*RECORDS TO USE:*
============================================================
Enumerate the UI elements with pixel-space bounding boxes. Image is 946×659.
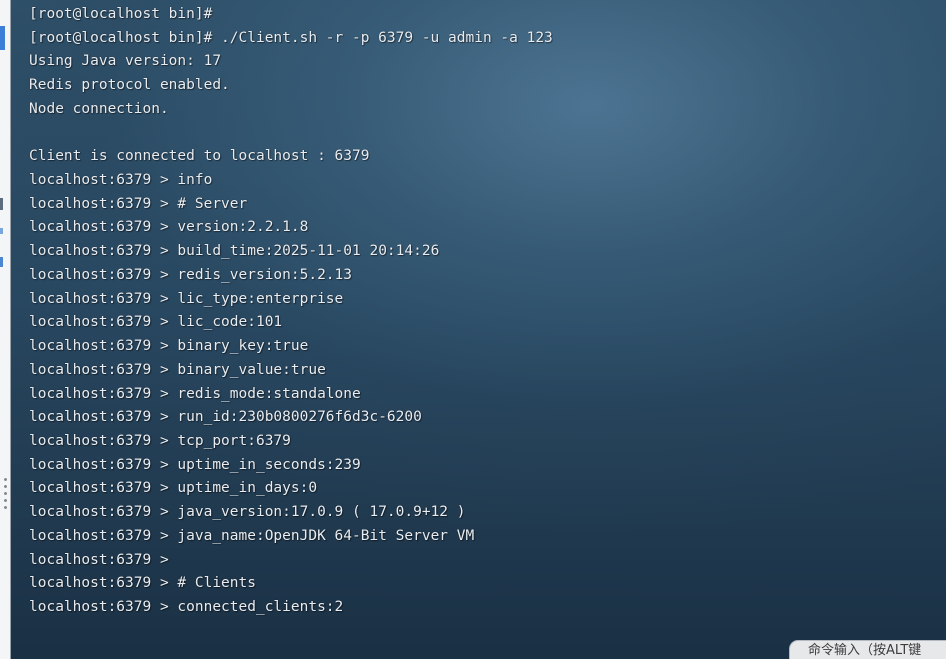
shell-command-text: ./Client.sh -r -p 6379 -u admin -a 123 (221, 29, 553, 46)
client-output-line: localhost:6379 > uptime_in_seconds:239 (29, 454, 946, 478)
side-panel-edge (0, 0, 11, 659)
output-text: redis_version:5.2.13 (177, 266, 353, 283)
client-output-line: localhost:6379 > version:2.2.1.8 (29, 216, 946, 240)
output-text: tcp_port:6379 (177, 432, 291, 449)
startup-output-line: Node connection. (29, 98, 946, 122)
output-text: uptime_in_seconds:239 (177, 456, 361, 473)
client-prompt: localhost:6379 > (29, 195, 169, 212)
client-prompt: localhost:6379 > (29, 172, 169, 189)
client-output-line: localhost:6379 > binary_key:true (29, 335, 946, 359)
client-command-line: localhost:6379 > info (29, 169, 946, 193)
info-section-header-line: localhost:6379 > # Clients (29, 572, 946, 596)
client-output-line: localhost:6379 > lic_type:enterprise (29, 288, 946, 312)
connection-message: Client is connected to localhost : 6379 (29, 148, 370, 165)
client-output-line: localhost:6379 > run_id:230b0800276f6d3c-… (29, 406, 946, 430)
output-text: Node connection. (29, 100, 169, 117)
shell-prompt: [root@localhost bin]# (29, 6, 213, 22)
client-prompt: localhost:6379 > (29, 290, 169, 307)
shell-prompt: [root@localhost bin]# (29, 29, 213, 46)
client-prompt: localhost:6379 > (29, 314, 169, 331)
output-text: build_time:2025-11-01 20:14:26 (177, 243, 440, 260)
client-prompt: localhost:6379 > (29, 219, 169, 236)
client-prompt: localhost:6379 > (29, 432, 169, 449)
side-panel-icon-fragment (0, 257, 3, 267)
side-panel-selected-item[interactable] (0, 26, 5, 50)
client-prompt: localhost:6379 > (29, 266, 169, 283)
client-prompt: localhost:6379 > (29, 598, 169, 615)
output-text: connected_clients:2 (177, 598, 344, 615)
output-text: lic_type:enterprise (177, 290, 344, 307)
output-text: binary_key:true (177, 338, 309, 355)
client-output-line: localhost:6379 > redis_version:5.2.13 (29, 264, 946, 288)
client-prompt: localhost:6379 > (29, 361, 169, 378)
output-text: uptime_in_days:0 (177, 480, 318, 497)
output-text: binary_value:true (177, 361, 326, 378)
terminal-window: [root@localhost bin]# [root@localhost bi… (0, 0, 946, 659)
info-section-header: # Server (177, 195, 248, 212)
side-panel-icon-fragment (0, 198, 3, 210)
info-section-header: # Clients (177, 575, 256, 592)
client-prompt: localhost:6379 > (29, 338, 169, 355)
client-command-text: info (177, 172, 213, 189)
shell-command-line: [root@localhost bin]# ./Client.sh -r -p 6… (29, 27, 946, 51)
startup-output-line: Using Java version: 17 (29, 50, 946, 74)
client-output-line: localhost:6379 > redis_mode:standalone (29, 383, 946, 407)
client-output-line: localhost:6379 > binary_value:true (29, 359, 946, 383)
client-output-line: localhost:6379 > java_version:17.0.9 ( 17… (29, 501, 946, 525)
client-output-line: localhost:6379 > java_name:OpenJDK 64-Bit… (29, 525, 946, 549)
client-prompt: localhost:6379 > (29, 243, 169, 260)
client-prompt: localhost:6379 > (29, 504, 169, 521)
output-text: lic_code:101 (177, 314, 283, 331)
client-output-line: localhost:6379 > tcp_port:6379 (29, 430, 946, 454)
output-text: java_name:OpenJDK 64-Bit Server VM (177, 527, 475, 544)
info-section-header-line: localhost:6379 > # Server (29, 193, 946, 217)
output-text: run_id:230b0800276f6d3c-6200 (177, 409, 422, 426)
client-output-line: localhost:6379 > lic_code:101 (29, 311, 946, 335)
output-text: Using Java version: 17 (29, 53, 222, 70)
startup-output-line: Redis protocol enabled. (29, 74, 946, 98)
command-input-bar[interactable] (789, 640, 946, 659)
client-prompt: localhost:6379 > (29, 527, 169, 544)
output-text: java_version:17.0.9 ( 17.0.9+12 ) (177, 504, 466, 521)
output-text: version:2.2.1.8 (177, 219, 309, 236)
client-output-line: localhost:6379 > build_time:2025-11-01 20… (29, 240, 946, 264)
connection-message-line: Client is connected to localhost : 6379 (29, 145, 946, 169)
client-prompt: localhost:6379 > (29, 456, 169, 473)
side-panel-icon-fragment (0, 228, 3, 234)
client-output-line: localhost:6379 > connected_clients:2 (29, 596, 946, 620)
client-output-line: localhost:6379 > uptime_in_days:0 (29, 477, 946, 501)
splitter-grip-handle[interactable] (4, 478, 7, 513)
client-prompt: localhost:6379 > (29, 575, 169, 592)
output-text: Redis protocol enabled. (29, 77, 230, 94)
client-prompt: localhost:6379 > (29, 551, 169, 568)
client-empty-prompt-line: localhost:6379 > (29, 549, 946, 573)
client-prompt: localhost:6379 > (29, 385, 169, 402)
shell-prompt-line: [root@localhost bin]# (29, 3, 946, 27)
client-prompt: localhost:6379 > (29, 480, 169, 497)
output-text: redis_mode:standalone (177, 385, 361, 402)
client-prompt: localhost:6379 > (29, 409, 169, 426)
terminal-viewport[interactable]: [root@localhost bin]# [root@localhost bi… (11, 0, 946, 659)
============================================================
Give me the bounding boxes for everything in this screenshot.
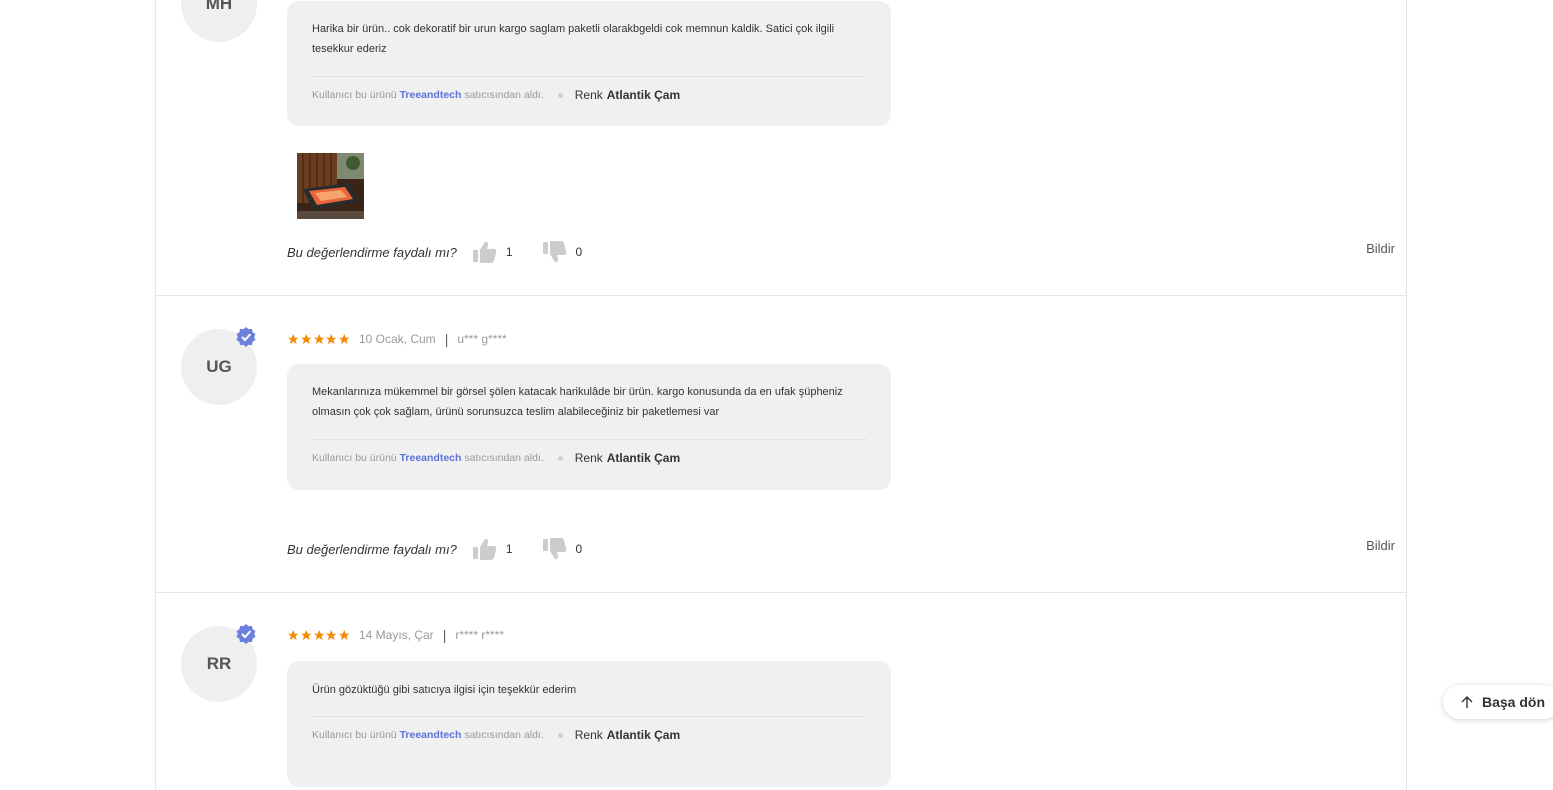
============================================================
*TO BE DONE:* Reproduce the data verbatim from the line with "Enumerate the UI" up to and including the line with "output-text: tcp_port:6379 (177, 432, 291, 449)", leaving out the pictures.

*EXPECTED ANSWER:*
Enumerate the UI elements with pixel-space bounding boxes. Image is 946×659.
shell-command-text: ./Client.sh -r -p 6379 -u admin -a 123 (221, 29, 553, 46)
client-output-line: localhost:6379 > uptime_in_seconds:239 (29, 454, 946, 478)
side-panel-edge (0, 0, 11, 659)
output-text: redis_version:5.2.13 (177, 266, 353, 283)
client-output-line: localhost:6379 > version:2.2.1.8 (29, 216, 946, 240)
output-text: tcp_port:6379 (177, 432, 291, 449)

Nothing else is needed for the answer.